---------- Records shown ----------

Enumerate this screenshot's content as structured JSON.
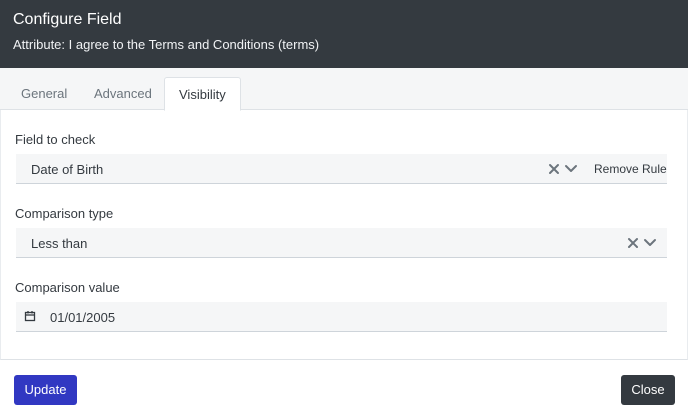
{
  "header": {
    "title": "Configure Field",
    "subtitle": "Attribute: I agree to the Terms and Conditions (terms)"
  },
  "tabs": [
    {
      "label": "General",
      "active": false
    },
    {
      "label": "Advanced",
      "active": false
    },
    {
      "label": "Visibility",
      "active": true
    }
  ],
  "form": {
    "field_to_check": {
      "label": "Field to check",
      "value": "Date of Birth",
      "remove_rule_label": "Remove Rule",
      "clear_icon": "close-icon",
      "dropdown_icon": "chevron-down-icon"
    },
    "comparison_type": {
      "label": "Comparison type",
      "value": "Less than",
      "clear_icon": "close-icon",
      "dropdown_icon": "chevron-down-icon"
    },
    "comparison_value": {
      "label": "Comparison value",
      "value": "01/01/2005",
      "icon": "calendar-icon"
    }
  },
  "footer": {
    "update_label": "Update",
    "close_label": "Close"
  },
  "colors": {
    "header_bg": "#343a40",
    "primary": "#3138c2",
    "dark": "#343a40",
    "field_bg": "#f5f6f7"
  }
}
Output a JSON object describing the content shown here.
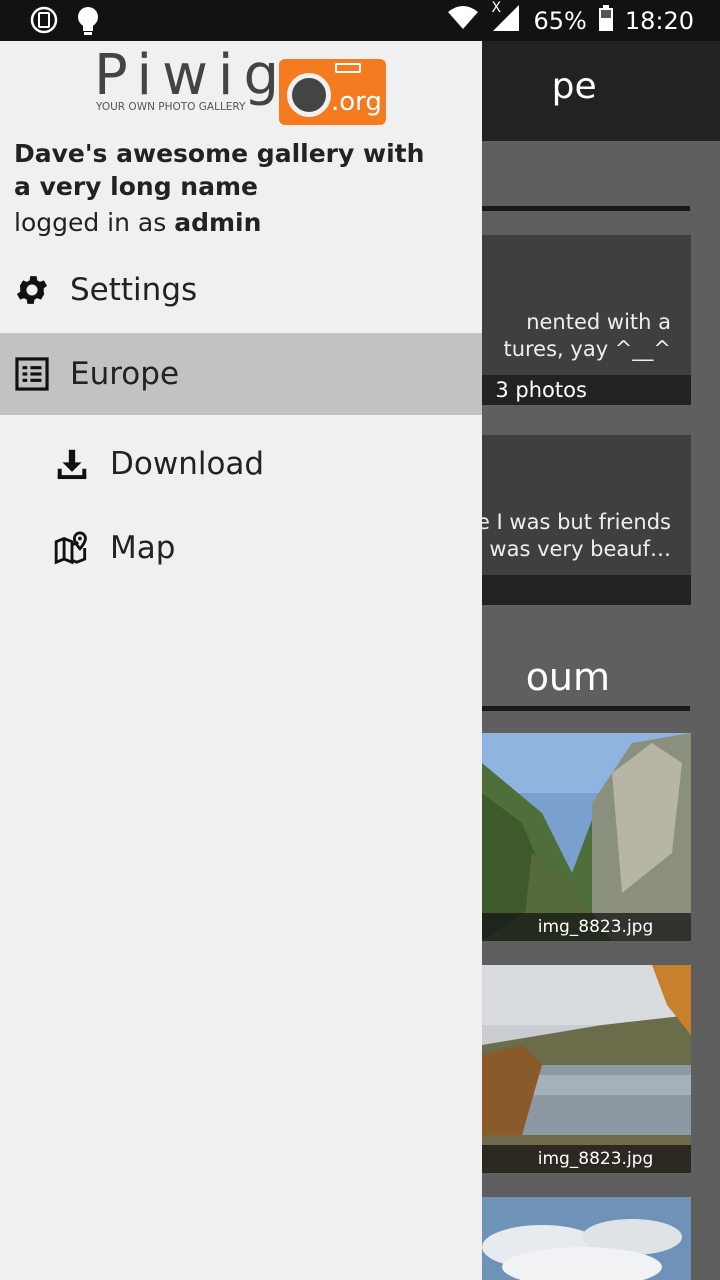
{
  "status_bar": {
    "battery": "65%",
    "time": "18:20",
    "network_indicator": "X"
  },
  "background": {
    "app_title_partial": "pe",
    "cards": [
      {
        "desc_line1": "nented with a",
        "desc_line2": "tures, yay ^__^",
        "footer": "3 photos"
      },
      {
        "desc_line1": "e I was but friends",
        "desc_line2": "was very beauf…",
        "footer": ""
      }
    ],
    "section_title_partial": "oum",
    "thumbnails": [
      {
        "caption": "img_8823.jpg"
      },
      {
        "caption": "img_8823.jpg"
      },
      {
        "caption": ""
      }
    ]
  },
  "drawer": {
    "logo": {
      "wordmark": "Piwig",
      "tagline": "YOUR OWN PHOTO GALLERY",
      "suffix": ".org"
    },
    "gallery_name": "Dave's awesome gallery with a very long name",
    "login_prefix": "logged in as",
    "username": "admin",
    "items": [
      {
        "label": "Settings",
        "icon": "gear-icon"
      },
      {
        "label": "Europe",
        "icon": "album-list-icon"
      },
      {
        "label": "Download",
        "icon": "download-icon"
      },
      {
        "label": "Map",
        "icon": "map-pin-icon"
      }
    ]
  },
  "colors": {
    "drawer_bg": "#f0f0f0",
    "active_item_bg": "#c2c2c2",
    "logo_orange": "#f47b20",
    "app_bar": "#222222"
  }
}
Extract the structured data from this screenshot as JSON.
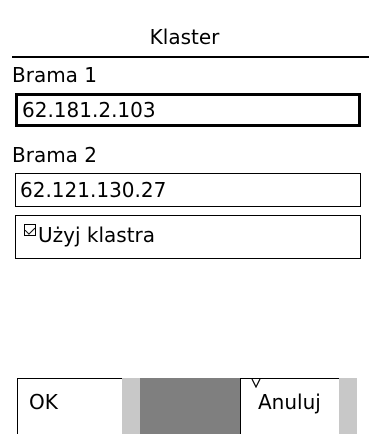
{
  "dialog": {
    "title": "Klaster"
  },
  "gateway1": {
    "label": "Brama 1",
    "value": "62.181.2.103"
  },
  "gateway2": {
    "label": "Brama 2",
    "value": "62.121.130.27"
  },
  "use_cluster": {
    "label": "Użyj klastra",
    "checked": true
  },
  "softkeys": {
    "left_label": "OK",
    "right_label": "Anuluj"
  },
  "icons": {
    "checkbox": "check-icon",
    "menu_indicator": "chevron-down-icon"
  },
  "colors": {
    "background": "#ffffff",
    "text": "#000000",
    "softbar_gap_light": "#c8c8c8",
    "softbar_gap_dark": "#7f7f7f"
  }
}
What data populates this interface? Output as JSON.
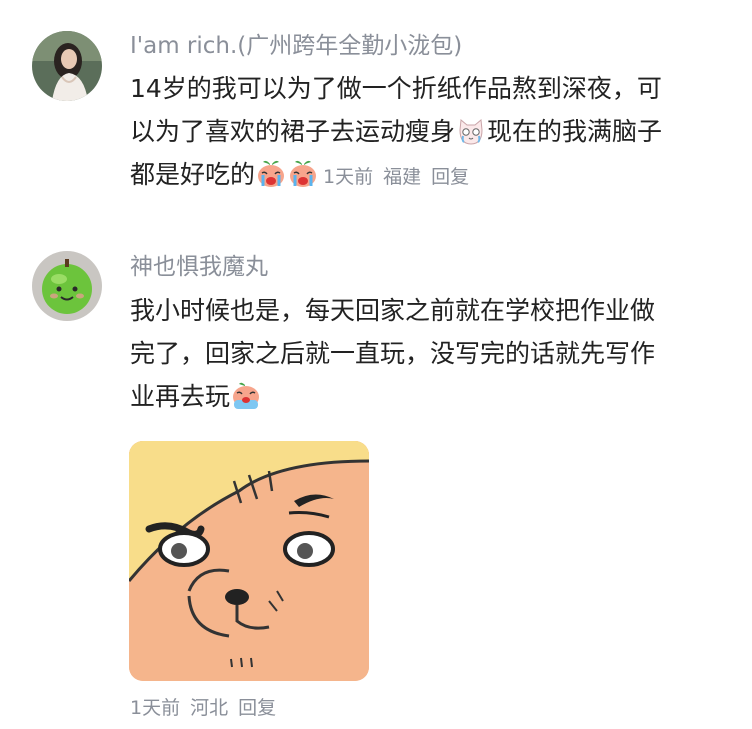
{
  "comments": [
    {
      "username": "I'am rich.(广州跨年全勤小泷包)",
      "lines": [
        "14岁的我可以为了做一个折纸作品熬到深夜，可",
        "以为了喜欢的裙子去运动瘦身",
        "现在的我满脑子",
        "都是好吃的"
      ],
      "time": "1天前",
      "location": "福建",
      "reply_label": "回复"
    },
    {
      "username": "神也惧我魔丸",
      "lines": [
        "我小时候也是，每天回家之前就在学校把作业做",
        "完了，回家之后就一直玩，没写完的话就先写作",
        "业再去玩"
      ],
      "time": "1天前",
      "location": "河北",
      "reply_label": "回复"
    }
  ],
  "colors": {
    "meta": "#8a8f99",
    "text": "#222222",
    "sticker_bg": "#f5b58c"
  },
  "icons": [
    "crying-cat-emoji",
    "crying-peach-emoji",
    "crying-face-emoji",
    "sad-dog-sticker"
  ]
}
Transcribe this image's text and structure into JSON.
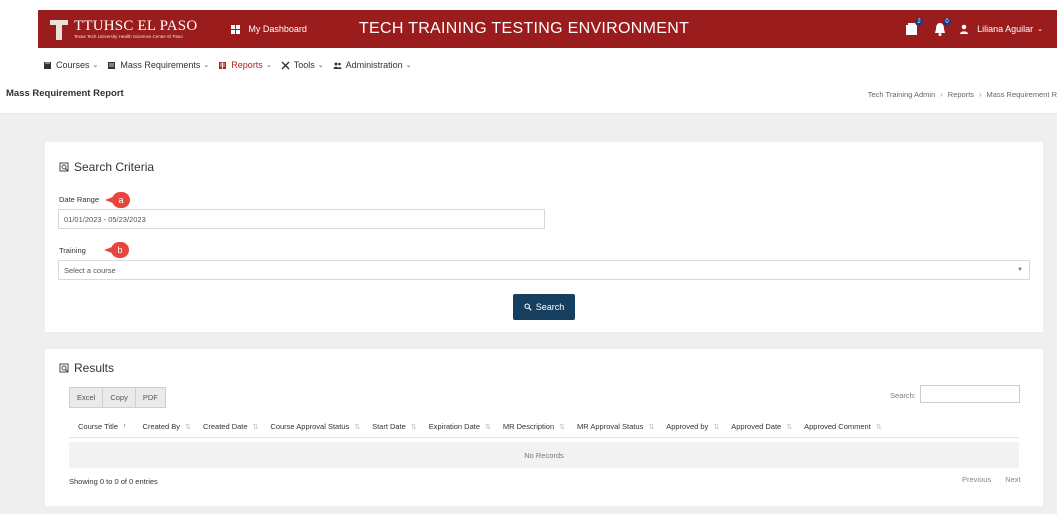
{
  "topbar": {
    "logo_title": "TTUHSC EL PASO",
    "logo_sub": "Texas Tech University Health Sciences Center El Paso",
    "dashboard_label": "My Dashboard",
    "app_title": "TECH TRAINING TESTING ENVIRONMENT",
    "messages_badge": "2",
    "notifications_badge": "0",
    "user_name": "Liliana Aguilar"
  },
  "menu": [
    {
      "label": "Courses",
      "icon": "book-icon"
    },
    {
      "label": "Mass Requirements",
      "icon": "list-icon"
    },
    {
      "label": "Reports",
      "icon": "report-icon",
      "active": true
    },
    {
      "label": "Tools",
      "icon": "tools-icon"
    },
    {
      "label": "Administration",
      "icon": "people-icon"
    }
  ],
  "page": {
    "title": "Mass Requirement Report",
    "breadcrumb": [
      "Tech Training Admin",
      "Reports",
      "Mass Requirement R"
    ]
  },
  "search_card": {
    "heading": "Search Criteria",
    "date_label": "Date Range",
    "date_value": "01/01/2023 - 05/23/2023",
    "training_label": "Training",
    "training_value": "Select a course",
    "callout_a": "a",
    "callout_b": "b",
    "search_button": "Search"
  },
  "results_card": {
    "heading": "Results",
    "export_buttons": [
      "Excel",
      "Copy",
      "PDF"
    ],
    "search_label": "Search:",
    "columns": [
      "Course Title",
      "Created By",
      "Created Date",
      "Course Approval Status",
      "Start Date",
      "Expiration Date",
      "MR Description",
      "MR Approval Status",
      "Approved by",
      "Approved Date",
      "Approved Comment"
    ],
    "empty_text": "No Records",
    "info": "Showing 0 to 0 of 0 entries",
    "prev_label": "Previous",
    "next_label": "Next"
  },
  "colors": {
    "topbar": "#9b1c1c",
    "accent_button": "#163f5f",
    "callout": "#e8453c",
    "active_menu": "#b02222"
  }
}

----------

## The exercise
From the material above, copy each line that includes the word "emoji".

## Full solution
    "crying-cat-emoji",
    "crying-peach-emoji",
    "crying-face-emoji",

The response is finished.